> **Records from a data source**
◇ ◇ ◇ ◇
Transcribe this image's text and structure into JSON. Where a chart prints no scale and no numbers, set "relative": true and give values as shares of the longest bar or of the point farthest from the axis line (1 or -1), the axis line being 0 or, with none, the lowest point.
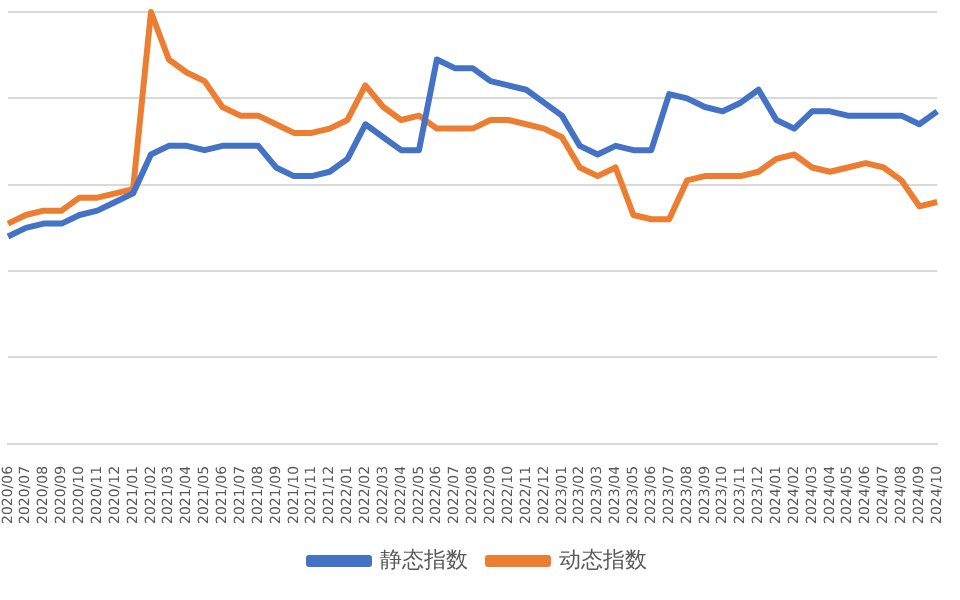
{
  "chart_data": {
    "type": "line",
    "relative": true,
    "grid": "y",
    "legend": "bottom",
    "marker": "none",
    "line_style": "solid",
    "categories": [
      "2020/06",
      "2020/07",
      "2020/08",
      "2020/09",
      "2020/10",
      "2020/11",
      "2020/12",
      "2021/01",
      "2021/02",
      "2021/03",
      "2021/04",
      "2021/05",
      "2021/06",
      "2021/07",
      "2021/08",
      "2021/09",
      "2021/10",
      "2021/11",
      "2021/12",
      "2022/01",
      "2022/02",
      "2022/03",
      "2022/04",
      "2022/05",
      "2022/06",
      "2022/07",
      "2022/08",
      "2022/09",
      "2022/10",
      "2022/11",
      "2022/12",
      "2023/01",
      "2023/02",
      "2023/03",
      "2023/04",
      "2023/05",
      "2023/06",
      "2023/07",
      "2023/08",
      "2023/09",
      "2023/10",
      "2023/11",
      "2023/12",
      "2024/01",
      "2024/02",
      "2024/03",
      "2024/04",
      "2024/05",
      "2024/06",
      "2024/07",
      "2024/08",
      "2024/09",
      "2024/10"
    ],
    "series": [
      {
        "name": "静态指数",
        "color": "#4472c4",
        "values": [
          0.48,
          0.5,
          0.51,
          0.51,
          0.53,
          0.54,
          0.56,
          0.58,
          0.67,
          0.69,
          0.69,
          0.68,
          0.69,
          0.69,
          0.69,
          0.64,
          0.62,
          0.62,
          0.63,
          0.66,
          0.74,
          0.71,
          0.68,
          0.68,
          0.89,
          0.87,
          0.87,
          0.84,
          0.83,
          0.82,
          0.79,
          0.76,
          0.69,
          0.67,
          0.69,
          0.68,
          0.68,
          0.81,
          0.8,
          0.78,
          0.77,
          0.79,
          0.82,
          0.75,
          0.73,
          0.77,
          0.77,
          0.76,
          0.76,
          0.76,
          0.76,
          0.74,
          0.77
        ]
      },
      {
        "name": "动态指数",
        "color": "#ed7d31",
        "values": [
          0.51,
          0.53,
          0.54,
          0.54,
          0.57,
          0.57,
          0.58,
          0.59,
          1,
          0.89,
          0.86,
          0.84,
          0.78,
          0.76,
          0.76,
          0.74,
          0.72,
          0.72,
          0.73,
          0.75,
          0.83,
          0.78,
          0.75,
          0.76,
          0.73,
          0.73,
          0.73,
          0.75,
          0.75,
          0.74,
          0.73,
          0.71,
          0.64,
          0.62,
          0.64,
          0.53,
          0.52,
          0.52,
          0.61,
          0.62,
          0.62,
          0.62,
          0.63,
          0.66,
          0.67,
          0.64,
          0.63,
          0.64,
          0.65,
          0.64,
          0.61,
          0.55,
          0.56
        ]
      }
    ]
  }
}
◇ ◇ ◇ ◇
> **Instructions for the task**
Print out the material word for word, omitting the pictures.

> **The response**
Transcribe this image's text and structure into JSON. Where a chart prints no scale and no numbers, set "relative": true and give values as shares of the longest bar or of the point farthest from the axis line (1 or -1), the axis line being 0 or, with none, the lowest point.
{
  "chart_data": {
    "type": "line",
    "relative": true,
    "grid": "y",
    "legend": "bottom",
    "marker": "none",
    "line_style": "solid",
    "categories": [
      "2020/06",
      "2020/07",
      "2020/08",
      "2020/09",
      "2020/10",
      "2020/11",
      "2020/12",
      "2021/01",
      "2021/02",
      "2021/03",
      "2021/04",
      "2021/05",
      "2021/06",
      "2021/07",
      "2021/08",
      "2021/09",
      "2021/10",
      "2021/11",
      "2021/12",
      "2022/01",
      "2022/02",
      "2022/03",
      "2022/04",
      "2022/05",
      "2022/06",
      "2022/07",
      "2022/08",
      "2022/09",
      "2022/10",
      "2022/11",
      "2022/12",
      "2023/01",
      "2023/02",
      "2023/03",
      "2023/04",
      "2023/05",
      "2023/06",
      "2023/07",
      "2023/08",
      "2023/09",
      "2023/10",
      "2023/11",
      "2023/12",
      "2024/01",
      "2024/02",
      "2024/03",
      "2024/04",
      "2024/05",
      "2024/06",
      "2024/07",
      "2024/08",
      "2024/09",
      "2024/10"
    ],
    "series": [
      {
        "name": "静态指数",
        "color": "#4472c4",
        "values": [
          0.48,
          0.5,
          0.51,
          0.51,
          0.53,
          0.54,
          0.56,
          0.58,
          0.67,
          0.69,
          0.69,
          0.68,
          0.69,
          0.69,
          0.69,
          0.64,
          0.62,
          0.62,
          0.63,
          0.66,
          0.74,
          0.71,
          0.68,
          0.68,
          0.89,
          0.87,
          0.87,
          0.84,
          0.83,
          0.82,
          0.79,
          0.76,
          0.69,
          0.67,
          0.69,
          0.68,
          0.68,
          0.81,
          0.8,
          0.78,
          0.77,
          0.79,
          0.82,
          0.75,
          0.73,
          0.77,
          0.77,
          0.76,
          0.76,
          0.76,
          0.76,
          0.74,
          0.77
        ]
      },
      {
        "name": "动态指数",
        "color": "#ed7d31",
        "values": [
          0.51,
          0.53,
          0.54,
          0.54,
          0.57,
          0.57,
          0.58,
          0.59,
          1,
          0.89,
          0.86,
          0.84,
          0.78,
          0.76,
          0.76,
          0.74,
          0.72,
          0.72,
          0.73,
          0.75,
          0.83,
          0.78,
          0.75,
          0.76,
          0.73,
          0.73,
          0.73,
          0.75,
          0.75,
          0.74,
          0.73,
          0.71,
          0.64,
          0.62,
          0.64,
          0.53,
          0.52,
          0.52,
          0.61,
          0.62,
          0.62,
          0.62,
          0.63,
          0.66,
          0.67,
          0.64,
          0.63,
          0.64,
          0.65,
          0.64,
          0.61,
          0.55,
          0.56
        ]
      }
    ]
  }
}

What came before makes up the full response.